Recopiez à l'identique le passage du texte à lire ci-dessous qui va de « Quand elle me » à « ce corps endolori. », ces deux extrémités comprises.

> **Texte à lire**:
+--

Peinture murale représentant le viol d'une femme dans le cadre d'une campagne visuelle contre le viol et la violence sexuelle.
Quand elle me parle, elle cligne beaucoup des yeux, juste pour bien réaliser qu’elle est encore vivante puisqu’elle a été tellement violentée qu’il y a eu un moment où elle n’était plus sûre de rien. « J’ai senti qu’il n’y avait aucun désir de la part de ce prédateur, juste une envie de dominer ». Francesca habite à Bunia, chef-lieu de la province de l'Ituri. Elle a subi plusieurs agressions sexuelles depuis qu’elle est petite notamment à l’école où ce genre de punition est commun. Je lui propose un exercice de réveil corporel, pour tout doucement revenir à soi et à reprendre possession de ce corps endolori.
L’exercice de « la douche énergétique » consiste dans le fait de « tendre ses propres bras vers le ciel » tout en faisant « ruisseler » les gouttes imaginaires du plafond en secouant ses doigts pour doucement faire venir ces micro-massages sur le front, les yeux, les joues, le menton, la nuque, le cou. Je la vois faire avec minutie. Je sens que la peau du front se détend et les rides s’estompent. Une fois arrivé au niveau du cou et de la nuque, place au tapotement doux de la main droite sur tout le côté gauche du corps. Elle me parle : « Si ma fille me voyait faire ça, elle me dire ‘‘Maman arrête, tu as bientôt cinquante ans maintenant…’’ ». Sa main droite tapote son épaule gauche puis tout le long du bras gauche. Puis, l’inverse. Je vois le corps s’étirer et être prêt pour « incarner » un rôle qui aidera à la guérison. Francesca me regarde, intriguée. Je lui tends un poème :
« Tant que la lame n’aura / Pas coupé cette cervelle… » Les vers de Rimbaud la font sourire. Et je la vois s’abandonner au rôle et devenir d’une incroyable force. Elle assène à présent les phrases :
« Ce paquet blanc, vert et gras / À vapeur jamais nouvelle… » À la fin du poème, elle me répète : « Celle-là, il ne l’aura pas. C’est clair celle-là, il ne l’aura pas. » Comme si, pendant un très court moment, elle avait réussi à se soustraire au malheur…
« PRÉFÉRER NE PAS CHOISIR. »

+--

> **Données affichées**:
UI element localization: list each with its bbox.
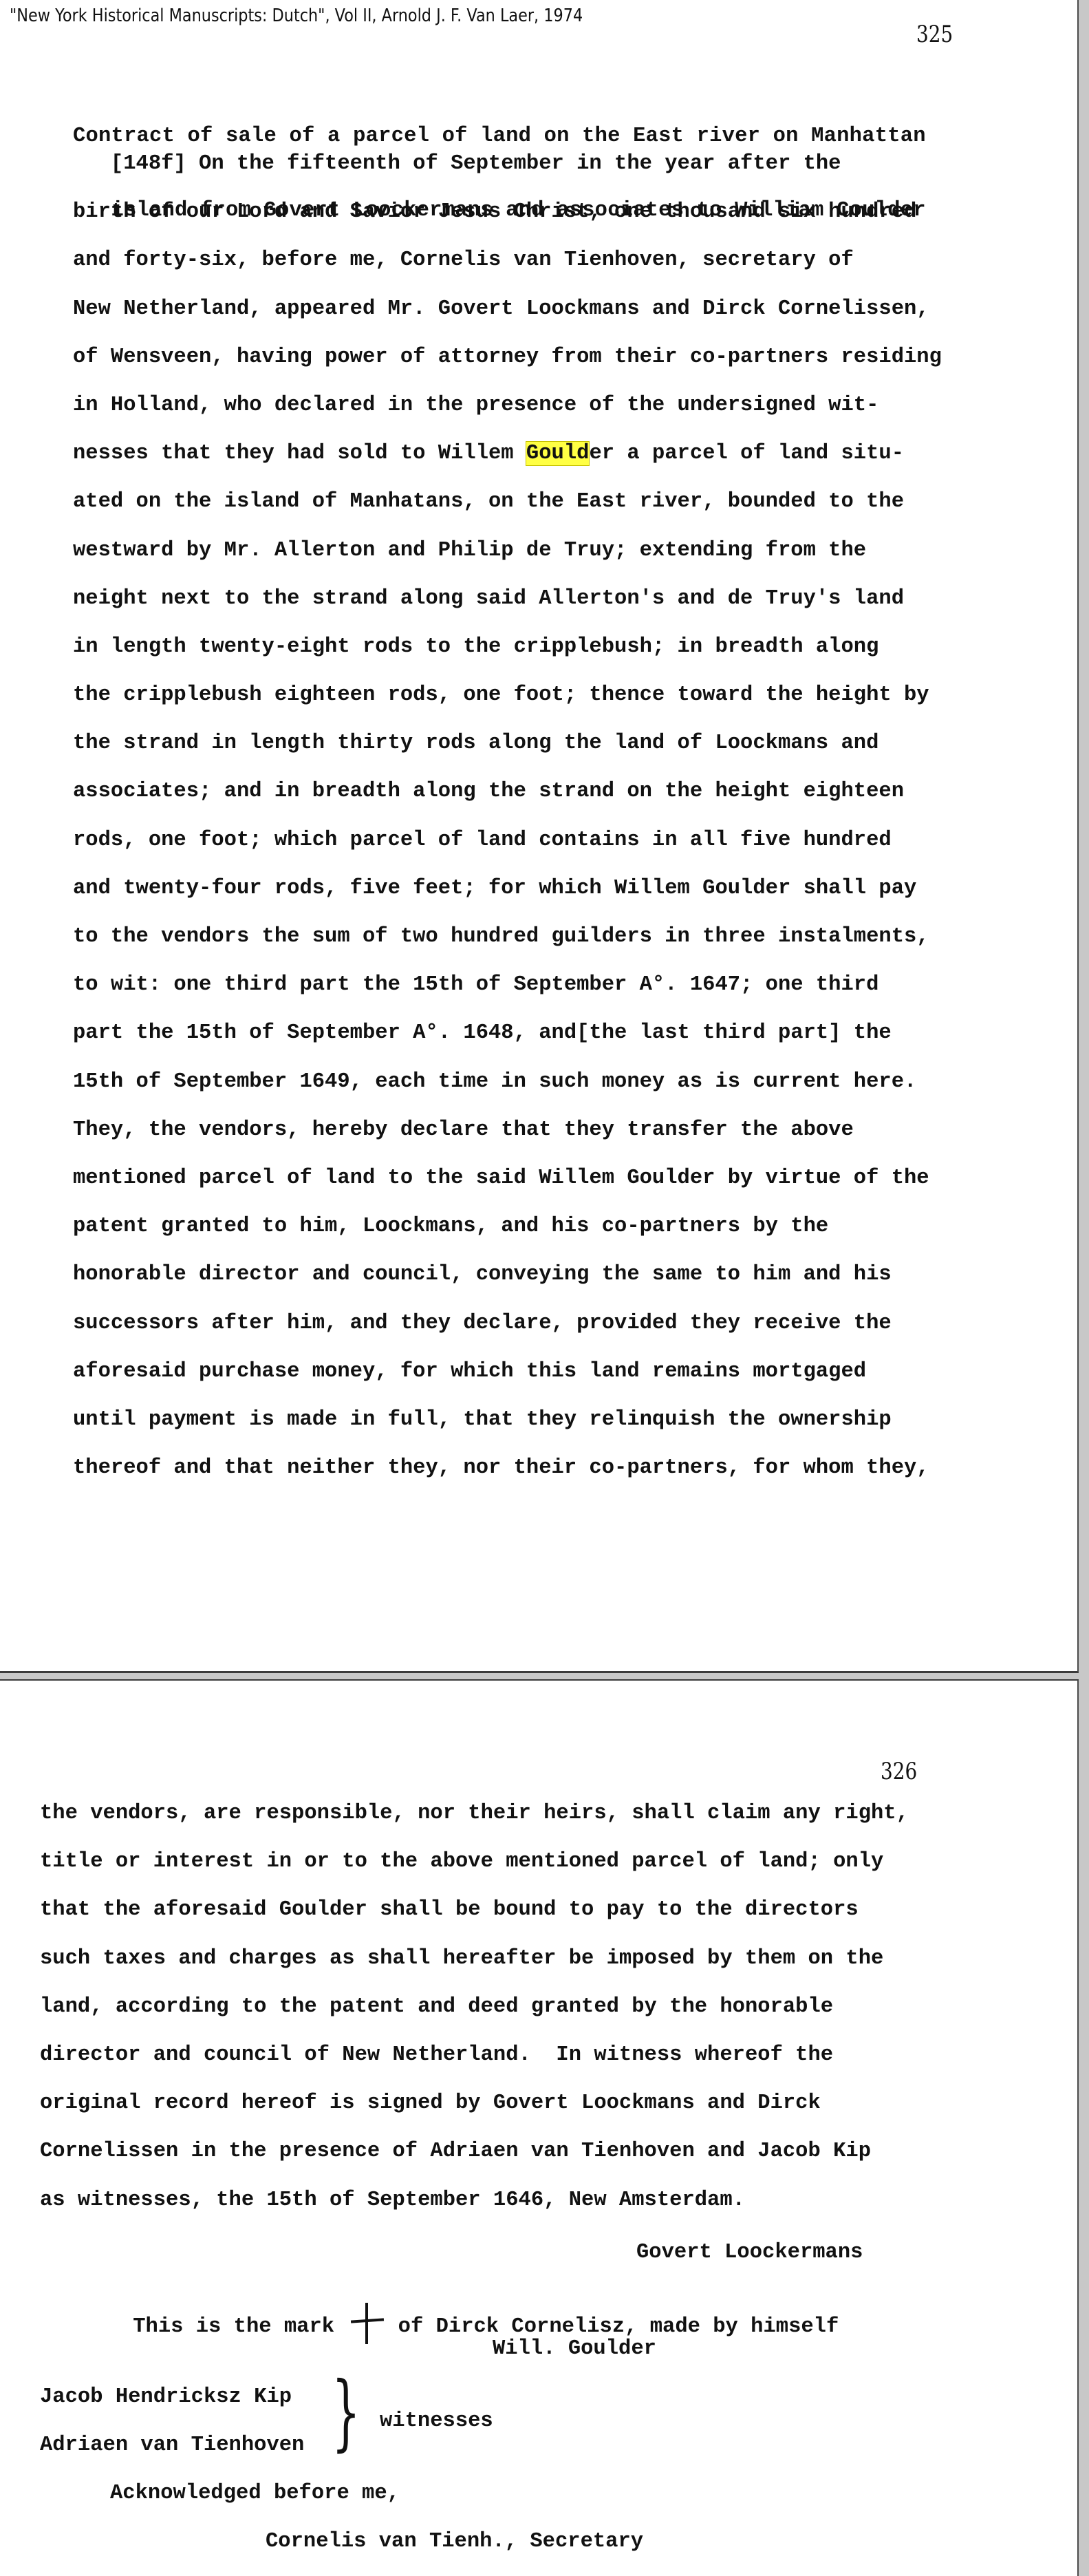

+--

> **Réponse rédigée**:
Quand elle me parle, elle cligne beaucoup des yeux, juste pour bien réaliser qu’elle est encore vivante puisqu’elle a été tellement violentée qu’il y a eu un moment où elle n’était plus sûre de rien. « J’ai senti qu’il n’y avait aucun désir de la part de ce prédateur, juste une envie de dominer ». Francesca habite à Bunia, chef-lieu de la province de l'Ituri. Elle a subi plusieurs agressions sexuelles depuis qu’elle est petite notamment à l’école où ce genre de punition est commun. Je lui propose un exercice de réveil corporel, pour tout doucement revenir à soi et à reprendre possession de ce corps endolori.